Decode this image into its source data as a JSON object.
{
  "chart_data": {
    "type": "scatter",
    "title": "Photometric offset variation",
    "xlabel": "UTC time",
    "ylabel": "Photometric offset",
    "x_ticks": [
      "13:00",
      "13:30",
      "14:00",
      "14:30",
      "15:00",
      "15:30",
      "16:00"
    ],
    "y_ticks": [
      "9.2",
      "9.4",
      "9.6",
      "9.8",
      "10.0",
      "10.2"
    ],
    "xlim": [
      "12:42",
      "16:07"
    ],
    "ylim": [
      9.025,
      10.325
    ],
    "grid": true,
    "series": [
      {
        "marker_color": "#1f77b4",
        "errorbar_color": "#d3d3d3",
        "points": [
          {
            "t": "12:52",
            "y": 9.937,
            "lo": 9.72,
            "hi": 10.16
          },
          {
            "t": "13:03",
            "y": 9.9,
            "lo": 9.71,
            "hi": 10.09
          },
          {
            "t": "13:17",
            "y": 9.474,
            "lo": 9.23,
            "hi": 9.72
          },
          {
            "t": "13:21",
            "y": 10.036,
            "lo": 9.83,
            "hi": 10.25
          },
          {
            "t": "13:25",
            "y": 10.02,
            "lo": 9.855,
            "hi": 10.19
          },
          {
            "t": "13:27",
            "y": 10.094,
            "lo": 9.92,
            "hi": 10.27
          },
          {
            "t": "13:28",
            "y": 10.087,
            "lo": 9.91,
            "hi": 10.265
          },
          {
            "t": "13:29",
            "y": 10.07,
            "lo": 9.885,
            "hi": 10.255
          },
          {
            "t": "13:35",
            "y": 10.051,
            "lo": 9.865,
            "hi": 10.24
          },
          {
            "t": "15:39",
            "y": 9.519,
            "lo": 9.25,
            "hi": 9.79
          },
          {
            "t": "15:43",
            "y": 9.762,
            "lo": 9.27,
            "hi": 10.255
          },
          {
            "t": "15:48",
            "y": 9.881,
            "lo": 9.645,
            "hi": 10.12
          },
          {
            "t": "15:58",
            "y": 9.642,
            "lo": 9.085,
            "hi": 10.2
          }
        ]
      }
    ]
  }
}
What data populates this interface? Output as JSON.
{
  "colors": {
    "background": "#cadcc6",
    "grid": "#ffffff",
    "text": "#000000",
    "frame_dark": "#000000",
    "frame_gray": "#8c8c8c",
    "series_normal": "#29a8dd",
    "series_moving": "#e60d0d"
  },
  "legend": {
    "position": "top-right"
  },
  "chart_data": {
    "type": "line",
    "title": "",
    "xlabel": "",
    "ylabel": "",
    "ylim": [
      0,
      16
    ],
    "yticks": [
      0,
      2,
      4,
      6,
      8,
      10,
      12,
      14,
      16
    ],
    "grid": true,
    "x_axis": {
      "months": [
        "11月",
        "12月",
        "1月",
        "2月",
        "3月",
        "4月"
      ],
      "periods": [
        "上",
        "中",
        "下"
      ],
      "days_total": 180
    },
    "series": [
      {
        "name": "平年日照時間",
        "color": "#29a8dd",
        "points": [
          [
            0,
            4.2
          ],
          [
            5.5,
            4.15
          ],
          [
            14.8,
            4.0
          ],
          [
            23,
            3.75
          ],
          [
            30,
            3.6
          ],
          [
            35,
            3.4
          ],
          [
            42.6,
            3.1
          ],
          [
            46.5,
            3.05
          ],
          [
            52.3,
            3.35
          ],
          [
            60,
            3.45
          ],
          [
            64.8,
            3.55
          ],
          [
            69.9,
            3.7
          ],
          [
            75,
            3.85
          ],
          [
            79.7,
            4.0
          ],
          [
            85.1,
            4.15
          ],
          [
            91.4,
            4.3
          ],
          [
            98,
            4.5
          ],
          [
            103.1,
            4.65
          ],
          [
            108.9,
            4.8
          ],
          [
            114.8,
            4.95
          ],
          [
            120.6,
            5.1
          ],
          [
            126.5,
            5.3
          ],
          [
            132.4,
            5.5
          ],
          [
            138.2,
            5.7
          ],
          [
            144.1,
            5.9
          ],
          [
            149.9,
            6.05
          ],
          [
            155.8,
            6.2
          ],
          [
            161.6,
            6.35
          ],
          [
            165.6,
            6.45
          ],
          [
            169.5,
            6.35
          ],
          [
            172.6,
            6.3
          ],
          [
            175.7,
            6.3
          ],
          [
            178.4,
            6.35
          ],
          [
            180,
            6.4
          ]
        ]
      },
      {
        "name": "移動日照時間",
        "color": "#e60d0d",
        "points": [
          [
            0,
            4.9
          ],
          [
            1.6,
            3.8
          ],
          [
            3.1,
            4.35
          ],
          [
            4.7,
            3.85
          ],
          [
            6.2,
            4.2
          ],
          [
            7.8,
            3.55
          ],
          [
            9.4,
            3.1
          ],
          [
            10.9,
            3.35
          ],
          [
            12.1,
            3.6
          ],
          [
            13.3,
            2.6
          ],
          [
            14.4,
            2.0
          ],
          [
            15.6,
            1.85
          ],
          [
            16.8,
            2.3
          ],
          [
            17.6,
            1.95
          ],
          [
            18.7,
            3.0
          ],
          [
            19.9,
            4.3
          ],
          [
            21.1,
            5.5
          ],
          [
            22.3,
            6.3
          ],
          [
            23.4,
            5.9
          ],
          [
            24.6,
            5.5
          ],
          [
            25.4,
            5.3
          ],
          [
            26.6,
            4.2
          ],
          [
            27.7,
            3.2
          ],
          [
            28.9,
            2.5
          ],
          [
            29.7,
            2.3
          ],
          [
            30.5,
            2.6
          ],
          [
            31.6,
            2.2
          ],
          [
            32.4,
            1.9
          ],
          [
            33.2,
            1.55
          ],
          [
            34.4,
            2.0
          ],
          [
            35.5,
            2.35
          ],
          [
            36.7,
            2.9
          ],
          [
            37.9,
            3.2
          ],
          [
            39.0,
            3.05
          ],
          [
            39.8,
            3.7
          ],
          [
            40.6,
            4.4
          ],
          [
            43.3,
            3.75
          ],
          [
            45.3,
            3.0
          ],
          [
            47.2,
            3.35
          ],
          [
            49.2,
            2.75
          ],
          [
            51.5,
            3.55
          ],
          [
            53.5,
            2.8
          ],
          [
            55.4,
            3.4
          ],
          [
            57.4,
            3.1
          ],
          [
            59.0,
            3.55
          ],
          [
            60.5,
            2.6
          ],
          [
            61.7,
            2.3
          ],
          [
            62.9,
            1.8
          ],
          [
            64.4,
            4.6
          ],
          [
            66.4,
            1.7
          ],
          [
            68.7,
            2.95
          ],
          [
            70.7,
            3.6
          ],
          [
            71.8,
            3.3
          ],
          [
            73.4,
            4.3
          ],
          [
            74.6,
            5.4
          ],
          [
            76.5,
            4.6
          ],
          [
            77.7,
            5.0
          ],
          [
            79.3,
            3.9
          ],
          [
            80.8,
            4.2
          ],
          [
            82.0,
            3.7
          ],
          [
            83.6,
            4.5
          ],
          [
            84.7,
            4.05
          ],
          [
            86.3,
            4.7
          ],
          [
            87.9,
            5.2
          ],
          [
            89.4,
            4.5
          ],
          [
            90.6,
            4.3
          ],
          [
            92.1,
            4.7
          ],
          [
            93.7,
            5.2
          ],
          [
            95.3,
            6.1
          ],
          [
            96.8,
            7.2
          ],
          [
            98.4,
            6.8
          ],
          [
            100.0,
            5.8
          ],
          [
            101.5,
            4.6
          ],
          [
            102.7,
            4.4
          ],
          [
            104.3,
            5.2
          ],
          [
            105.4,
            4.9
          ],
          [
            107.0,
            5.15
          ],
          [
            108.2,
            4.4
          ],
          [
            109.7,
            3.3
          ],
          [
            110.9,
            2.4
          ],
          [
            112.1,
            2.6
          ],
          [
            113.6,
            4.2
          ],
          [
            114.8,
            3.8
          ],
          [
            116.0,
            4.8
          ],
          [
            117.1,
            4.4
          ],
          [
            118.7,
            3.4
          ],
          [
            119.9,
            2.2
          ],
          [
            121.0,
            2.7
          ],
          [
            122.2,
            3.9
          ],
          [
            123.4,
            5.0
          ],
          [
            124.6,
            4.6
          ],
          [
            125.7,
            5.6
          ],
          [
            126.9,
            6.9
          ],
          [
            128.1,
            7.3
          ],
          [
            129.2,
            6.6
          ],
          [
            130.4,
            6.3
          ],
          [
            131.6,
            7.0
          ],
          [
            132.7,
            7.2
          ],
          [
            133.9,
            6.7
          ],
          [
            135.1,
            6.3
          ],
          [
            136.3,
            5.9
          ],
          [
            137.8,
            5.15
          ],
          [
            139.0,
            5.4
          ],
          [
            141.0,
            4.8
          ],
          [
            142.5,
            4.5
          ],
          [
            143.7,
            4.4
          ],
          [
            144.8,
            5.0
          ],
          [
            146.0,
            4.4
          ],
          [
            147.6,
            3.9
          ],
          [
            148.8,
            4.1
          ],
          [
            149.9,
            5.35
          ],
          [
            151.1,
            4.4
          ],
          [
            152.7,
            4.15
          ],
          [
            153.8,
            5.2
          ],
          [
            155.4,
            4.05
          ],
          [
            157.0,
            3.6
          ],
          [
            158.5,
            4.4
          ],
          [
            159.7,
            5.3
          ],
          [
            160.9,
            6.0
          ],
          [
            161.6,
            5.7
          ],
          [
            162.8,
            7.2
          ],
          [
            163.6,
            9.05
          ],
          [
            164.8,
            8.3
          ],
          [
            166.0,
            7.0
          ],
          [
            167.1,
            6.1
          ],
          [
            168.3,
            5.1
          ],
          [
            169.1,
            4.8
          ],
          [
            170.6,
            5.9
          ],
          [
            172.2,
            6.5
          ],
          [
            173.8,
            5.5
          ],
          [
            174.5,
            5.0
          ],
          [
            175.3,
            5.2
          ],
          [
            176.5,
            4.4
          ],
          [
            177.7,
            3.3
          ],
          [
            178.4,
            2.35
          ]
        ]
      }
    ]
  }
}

===============

Select every line in the records above that contains the word "Photometric".

- [FULL OUTPUT]:
    "title": "Photometric offset variation",
    "ylabel": "Photometric offset",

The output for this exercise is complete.